[Region boundary data]
============================================================
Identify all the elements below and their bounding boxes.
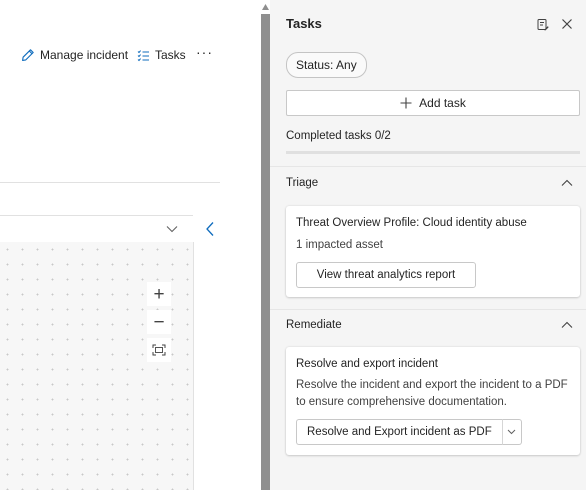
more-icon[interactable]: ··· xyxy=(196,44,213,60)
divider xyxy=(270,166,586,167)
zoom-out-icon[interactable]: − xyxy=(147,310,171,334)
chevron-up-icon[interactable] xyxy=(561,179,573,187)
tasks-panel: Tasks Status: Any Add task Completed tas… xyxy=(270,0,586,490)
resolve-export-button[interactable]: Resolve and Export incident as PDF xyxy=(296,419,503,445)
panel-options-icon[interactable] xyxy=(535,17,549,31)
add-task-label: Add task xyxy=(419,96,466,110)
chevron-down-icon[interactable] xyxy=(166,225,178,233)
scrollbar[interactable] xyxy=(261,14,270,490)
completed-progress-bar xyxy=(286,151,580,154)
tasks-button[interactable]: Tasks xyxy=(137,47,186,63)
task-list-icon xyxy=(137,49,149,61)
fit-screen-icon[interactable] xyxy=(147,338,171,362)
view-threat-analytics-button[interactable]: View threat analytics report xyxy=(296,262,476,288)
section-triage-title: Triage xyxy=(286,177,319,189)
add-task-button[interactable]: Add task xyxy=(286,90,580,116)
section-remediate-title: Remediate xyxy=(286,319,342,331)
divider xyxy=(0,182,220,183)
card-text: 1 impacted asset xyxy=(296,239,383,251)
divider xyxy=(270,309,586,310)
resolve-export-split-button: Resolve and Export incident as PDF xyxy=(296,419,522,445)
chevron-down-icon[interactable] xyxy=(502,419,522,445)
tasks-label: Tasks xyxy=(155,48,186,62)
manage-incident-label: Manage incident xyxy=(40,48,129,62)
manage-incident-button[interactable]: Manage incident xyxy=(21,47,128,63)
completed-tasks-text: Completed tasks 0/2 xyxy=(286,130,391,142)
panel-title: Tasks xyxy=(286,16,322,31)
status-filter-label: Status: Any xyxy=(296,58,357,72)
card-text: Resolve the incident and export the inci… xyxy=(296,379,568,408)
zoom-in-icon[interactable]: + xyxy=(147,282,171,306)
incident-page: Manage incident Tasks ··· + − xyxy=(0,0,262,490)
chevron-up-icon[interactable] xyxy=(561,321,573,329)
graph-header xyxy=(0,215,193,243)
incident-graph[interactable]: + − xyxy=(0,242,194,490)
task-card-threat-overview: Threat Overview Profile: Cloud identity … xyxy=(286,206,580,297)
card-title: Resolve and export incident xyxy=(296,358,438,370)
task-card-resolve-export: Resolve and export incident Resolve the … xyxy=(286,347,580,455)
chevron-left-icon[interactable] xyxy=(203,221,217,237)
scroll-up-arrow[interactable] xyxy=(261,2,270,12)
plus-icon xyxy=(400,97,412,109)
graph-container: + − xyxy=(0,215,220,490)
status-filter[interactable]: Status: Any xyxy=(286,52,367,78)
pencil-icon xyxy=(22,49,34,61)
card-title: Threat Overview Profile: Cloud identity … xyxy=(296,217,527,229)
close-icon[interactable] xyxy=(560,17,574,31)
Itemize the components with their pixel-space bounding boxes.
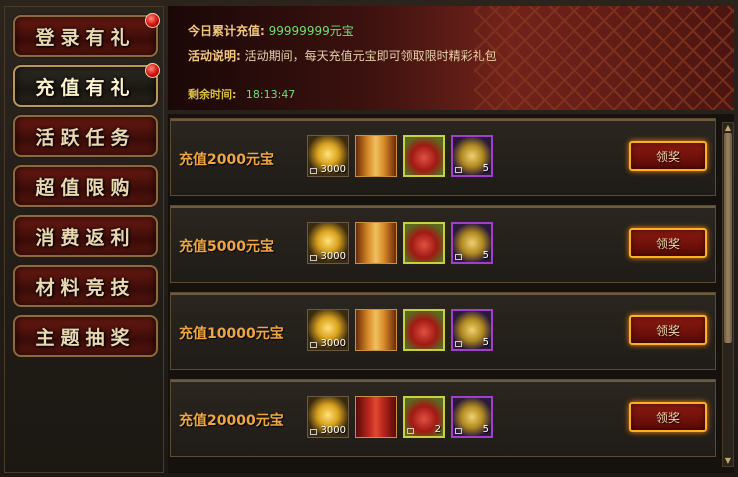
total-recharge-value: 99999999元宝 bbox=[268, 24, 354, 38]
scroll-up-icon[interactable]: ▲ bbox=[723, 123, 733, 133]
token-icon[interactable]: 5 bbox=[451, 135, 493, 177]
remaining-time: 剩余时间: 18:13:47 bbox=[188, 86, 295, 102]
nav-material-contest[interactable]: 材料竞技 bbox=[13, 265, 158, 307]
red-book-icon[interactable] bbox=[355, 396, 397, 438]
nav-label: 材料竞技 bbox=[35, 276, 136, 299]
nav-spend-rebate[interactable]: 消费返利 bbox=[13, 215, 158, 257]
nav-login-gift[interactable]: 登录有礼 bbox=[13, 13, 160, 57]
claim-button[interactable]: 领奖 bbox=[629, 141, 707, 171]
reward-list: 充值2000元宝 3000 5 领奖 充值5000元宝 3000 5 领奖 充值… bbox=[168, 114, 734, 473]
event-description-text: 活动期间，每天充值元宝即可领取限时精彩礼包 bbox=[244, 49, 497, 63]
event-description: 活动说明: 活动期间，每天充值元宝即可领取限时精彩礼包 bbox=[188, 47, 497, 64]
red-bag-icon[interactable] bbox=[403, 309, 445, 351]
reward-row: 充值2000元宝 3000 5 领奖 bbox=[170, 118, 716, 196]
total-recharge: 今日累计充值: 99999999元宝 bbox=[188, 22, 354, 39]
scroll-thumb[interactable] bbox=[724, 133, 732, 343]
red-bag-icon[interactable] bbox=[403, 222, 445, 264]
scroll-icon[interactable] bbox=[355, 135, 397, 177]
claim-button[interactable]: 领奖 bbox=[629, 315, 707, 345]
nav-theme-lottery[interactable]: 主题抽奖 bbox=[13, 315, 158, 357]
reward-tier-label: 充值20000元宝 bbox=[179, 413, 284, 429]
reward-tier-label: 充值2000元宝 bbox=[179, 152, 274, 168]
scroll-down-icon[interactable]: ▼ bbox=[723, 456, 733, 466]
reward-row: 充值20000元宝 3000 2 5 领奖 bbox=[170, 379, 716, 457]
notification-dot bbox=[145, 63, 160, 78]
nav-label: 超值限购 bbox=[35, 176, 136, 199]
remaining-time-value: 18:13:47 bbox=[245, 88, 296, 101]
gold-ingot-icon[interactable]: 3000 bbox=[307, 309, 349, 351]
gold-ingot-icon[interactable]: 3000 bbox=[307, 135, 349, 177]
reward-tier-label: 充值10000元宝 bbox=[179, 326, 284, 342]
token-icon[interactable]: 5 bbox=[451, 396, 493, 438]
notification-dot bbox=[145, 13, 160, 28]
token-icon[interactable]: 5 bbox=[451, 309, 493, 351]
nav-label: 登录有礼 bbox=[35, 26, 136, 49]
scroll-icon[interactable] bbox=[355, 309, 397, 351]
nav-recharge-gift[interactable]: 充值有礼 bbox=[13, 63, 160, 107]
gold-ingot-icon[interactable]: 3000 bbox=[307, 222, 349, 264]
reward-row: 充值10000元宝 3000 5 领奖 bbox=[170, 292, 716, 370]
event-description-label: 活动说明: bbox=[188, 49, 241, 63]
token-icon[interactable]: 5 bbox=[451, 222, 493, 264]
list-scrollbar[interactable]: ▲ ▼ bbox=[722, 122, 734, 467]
============================================================
Problem description — Return the entries from the line containing "total-recharge-value: 99999999元宝 bbox=[268, 24, 354, 38]" through the line containing "nav-label: 材料竞技 bbox=[35, 276, 136, 299]", both included, as they appear.

The reply —
total-recharge-value: 99999999元宝 bbox=[268, 24, 354, 38]
scroll-up-icon[interactable]: ▲ bbox=[723, 123, 733, 133]
token-icon[interactable]: 5 bbox=[451, 135, 493, 177]
remaining-time: 剩余时间: 18:13:47 bbox=[188, 86, 295, 102]
nav-material-contest[interactable]: 材料竞技 bbox=[13, 265, 158, 307]
red-book-icon[interactable] bbox=[355, 396, 397, 438]
nav-label: 材料竞技 bbox=[35, 276, 136, 299]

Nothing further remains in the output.